## OBJECTIVE
Output exactly, please, the lines of the records below from the one containing "Type out the text in this image." through the final line.

## DATA ENTRIES
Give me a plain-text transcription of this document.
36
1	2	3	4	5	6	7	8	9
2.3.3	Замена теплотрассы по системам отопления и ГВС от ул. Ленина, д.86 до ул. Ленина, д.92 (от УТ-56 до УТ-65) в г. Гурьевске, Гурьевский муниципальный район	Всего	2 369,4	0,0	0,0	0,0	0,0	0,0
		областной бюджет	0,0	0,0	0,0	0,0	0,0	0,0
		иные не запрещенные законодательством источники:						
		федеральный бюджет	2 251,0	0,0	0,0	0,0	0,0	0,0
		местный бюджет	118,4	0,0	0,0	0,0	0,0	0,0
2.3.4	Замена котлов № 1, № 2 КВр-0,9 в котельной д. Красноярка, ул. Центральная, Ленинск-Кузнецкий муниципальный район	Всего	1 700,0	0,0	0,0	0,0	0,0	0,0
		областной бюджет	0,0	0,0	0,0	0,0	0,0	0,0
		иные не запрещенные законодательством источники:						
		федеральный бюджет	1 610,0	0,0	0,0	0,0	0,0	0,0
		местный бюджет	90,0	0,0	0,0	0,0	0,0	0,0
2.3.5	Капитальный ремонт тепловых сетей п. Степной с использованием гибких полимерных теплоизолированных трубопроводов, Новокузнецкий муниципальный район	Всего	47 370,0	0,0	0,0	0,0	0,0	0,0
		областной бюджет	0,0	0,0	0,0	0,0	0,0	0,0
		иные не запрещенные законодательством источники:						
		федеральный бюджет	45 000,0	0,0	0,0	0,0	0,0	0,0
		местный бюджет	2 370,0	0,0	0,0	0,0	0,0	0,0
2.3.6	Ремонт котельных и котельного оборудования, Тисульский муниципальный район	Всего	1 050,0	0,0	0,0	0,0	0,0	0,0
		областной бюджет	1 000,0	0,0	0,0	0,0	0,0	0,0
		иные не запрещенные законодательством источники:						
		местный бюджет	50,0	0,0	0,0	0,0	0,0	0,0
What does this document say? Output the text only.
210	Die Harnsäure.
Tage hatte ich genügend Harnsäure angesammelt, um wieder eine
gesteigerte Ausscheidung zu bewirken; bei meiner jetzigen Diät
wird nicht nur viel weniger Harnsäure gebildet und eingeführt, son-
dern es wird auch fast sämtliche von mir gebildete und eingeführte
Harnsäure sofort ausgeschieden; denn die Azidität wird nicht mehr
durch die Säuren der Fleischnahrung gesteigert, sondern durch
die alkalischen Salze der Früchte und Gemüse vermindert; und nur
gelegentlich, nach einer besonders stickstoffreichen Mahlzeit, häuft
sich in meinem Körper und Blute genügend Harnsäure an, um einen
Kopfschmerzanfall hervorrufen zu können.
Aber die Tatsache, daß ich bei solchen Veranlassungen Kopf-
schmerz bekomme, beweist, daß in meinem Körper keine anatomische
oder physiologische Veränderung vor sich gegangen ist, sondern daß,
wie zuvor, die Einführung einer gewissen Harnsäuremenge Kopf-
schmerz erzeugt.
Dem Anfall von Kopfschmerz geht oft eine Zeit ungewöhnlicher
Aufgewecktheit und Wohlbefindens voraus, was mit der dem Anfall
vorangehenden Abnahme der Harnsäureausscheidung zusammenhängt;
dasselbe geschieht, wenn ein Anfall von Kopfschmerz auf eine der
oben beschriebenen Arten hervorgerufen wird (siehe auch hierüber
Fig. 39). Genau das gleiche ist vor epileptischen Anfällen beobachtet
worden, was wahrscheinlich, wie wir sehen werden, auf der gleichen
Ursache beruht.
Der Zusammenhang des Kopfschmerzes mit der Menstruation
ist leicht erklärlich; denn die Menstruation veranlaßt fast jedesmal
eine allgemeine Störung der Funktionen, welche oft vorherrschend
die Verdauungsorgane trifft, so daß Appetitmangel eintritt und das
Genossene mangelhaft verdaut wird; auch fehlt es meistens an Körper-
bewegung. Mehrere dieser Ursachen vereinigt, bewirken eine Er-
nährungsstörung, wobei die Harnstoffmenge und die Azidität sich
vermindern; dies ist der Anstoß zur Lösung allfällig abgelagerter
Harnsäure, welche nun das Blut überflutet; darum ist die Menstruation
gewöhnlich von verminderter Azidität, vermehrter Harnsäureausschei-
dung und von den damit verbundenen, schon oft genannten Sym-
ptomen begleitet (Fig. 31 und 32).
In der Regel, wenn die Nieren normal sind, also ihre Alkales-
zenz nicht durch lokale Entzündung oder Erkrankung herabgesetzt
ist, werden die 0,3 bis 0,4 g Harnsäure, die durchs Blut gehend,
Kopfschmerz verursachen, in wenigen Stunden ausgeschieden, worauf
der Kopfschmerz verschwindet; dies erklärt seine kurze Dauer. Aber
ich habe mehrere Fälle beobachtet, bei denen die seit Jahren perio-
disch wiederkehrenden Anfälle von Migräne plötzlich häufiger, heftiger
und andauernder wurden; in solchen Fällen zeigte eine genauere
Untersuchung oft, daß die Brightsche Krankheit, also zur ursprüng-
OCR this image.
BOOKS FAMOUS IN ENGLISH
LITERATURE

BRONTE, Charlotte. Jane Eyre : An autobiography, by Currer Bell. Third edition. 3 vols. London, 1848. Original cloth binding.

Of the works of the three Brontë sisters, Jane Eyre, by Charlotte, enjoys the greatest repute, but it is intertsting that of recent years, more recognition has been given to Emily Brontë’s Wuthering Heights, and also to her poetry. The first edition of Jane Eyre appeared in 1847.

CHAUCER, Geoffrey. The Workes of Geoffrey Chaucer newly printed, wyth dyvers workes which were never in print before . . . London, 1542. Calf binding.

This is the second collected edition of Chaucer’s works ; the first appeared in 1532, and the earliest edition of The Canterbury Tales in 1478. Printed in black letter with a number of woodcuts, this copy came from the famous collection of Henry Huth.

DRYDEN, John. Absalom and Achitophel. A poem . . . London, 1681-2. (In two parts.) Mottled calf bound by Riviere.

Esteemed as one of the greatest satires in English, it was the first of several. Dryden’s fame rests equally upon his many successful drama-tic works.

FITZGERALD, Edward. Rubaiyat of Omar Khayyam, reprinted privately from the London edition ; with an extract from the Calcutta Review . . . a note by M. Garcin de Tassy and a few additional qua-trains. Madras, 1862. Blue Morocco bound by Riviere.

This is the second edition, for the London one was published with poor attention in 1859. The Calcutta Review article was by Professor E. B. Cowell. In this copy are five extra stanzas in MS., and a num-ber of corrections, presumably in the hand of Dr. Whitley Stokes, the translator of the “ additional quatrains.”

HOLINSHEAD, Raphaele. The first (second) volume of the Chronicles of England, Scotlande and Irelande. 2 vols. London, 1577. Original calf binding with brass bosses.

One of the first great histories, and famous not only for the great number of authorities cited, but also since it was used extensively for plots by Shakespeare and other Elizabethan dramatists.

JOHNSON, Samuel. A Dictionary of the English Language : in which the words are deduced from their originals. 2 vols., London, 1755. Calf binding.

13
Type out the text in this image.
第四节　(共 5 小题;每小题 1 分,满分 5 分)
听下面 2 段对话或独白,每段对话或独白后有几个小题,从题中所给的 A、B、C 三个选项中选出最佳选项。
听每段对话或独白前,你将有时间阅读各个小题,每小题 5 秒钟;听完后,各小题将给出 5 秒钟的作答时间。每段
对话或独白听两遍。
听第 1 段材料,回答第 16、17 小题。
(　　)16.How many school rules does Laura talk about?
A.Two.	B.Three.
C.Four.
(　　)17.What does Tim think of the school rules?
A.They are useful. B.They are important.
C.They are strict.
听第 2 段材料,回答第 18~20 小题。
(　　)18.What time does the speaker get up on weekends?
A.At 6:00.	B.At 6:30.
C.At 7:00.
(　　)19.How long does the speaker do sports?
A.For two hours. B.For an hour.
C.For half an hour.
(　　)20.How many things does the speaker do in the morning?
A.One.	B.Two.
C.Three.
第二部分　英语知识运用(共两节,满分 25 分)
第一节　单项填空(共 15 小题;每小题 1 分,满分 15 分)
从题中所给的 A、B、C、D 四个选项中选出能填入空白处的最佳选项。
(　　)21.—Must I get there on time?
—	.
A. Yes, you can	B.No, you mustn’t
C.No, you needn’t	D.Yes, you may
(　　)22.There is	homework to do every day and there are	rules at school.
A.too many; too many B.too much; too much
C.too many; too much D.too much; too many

## RESPONSE
Type out the text in this image.
第四节　(共 5 小题;每小题 1 分,满分 5 分)
听下面 2 段对话或独白,每段对话或独白后有几个小题,从题中所给的 A、B、C 三个选项中选出最佳选项。
听每段对话或独白前,你将有时间阅读各个小题,每小题 5 秒钟;听完后,各小题将给出 5 秒钟的作答时间。每段
对话或独白听两遍。
听第 1 段材料,回答第 16、17 小题。
(　　)16.How many school rules does Laura talk about?
A.Two.	B.Three.
C.Four.
(　　)17.What does Tim think of the school rules?
A.They are useful. B.They are important.
C.They are strict.
听第 2 段材料,回答第 18~20 小题。
(　　)18.What time does the speaker get up on weekends?
A.At 6:00.	B.At 6:30.
C.At 7:00.
(　　)19.How long does the speaker do sports?
A.For two hours. B.For an hour.
C.For half an hour.
(　　)20.How many things does the speaker do in the morning?
A.One.	B.Two.
C.Three.
第二部分　英语知识运用(共两节,满分 25 分)
第一节　单项填空(共 15 小题;每小题 1 分,满分 15 分)
从题中所给的 A、B、C、D 四个选项中选出能填入空白处的最佳选项。
(　　)21.—Must I get there on time?
—	.
A. Yes, you can	B.No, you mustn’t
C.No, you needn’t	D.Yes, you may
(　　)22.There is	homework to do every day and there are	rules at school.
A.too many; too many B.too much; too much
C.too many; too much D.too much; too many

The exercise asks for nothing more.